#### Work to be completed:
Pictures stay out of the copy; restate everything else in the material exactly.

****

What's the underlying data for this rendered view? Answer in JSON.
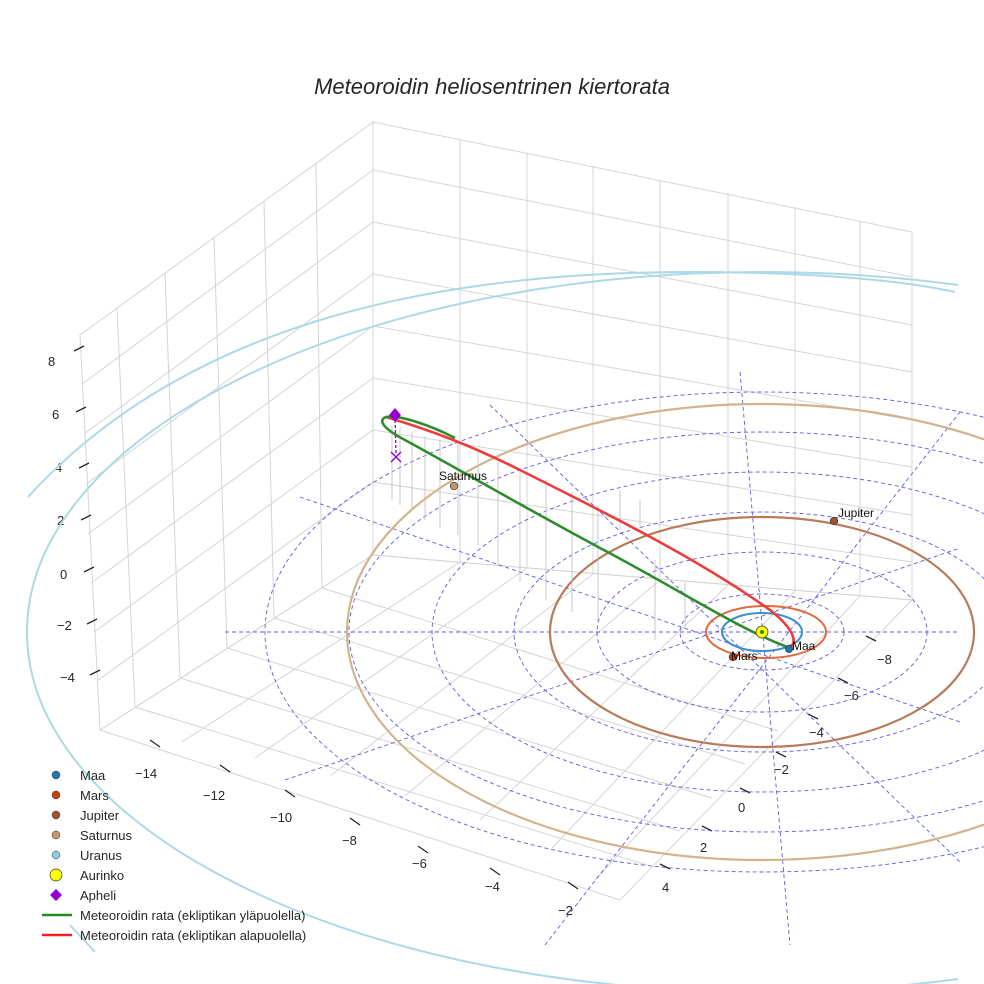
{
  "chart_data": {
    "type": "scatter",
    "title": "Meteoroidin heliosentrinen kiertorata",
    "axes": {
      "z_ticks": [
        "8",
        "6",
        "4",
        "2",
        "0",
        "−2",
        "−4"
      ],
      "x_ticks": [
        "−14",
        "−12",
        "−10",
        "−8",
        "−6",
        "−4",
        "−2"
      ],
      "y_ticks": [
        "−8",
        "−6",
        "−4",
        "−2",
        "0",
        "2",
        "4"
      ]
    },
    "planet_labels": [
      {
        "name": "Saturnus"
      },
      {
        "name": "Jupiter"
      },
      {
        "name": "Mars"
      },
      {
        "name": "Maa"
      }
    ],
    "legend": [
      {
        "label": "Maa",
        "marker": "dot",
        "color": "#1f77b4"
      },
      {
        "label": "Mars",
        "marker": "dot",
        "color": "#c1440e"
      },
      {
        "label": "Jupiter",
        "marker": "dot",
        "color": "#a0522d"
      },
      {
        "label": "Saturnus",
        "marker": "dot",
        "color": "#c2956b"
      },
      {
        "label": "Uranus",
        "marker": "dot",
        "color": "#8fcfe0"
      },
      {
        "label": "Aurinko",
        "marker": "bigdot",
        "color": "#ffff00"
      },
      {
        "label": "Apheli",
        "marker": "diamond",
        "color": "#9400d3"
      },
      {
        "label": "Meteoroidin rata (ekliptikan yläpuolella)",
        "marker": "line",
        "color": "#228b22"
      },
      {
        "label": "Meteoroidin rata (ekliptikan alapuolella)",
        "marker": "line",
        "color": "#ee2222"
      }
    ]
  }
}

****

#### Full answer:
What's the underlying data for this rendered view? Answer in JSON.
{
  "chart_data": {
    "type": "scatter",
    "title": "Meteoroidin heliosentrinen kiertorata",
    "axes": {
      "z_ticks": [
        "8",
        "6",
        "4",
        "2",
        "0",
        "−2",
        "−4"
      ],
      "x_ticks": [
        "−14",
        "−12",
        "−10",
        "−8",
        "−6",
        "−4",
        "−2"
      ],
      "y_ticks": [
        "−8",
        "−6",
        "−4",
        "−2",
        "0",
        "2",
        "4"
      ]
    },
    "planet_labels": [
      {
        "name": "Saturnus"
      },
      {
        "name": "Jupiter"
      },
      {
        "name": "Mars"
      },
      {
        "name": "Maa"
      }
    ],
    "legend": [
      {
        "label": "Maa",
        "marker": "dot",
        "color": "#1f77b4"
      },
      {
        "label": "Mars",
        "marker": "dot",
        "color": "#c1440e"
      },
      {
        "label": "Jupiter",
        "marker": "dot",
        "color": "#a0522d"
      },
      {
        "label": "Saturnus",
        "marker": "dot",
        "color": "#c2956b"
      },
      {
        "label": "Uranus",
        "marker": "dot",
        "color": "#8fcfe0"
      },
      {
        "label": "Aurinko",
        "marker": "bigdot",
        "color": "#ffff00"
      },
      {
        "label": "Apheli",
        "marker": "diamond",
        "color": "#9400d3"
      },
      {
        "label": "Meteoroidin rata (ekliptikan yläpuolella)",
        "marker": "line",
        "color": "#228b22"
      },
      {
        "label": "Meteoroidin rata (ekliptikan alapuolella)",
        "marker": "line",
        "color": "#ee2222"
      }
    ]
  }
}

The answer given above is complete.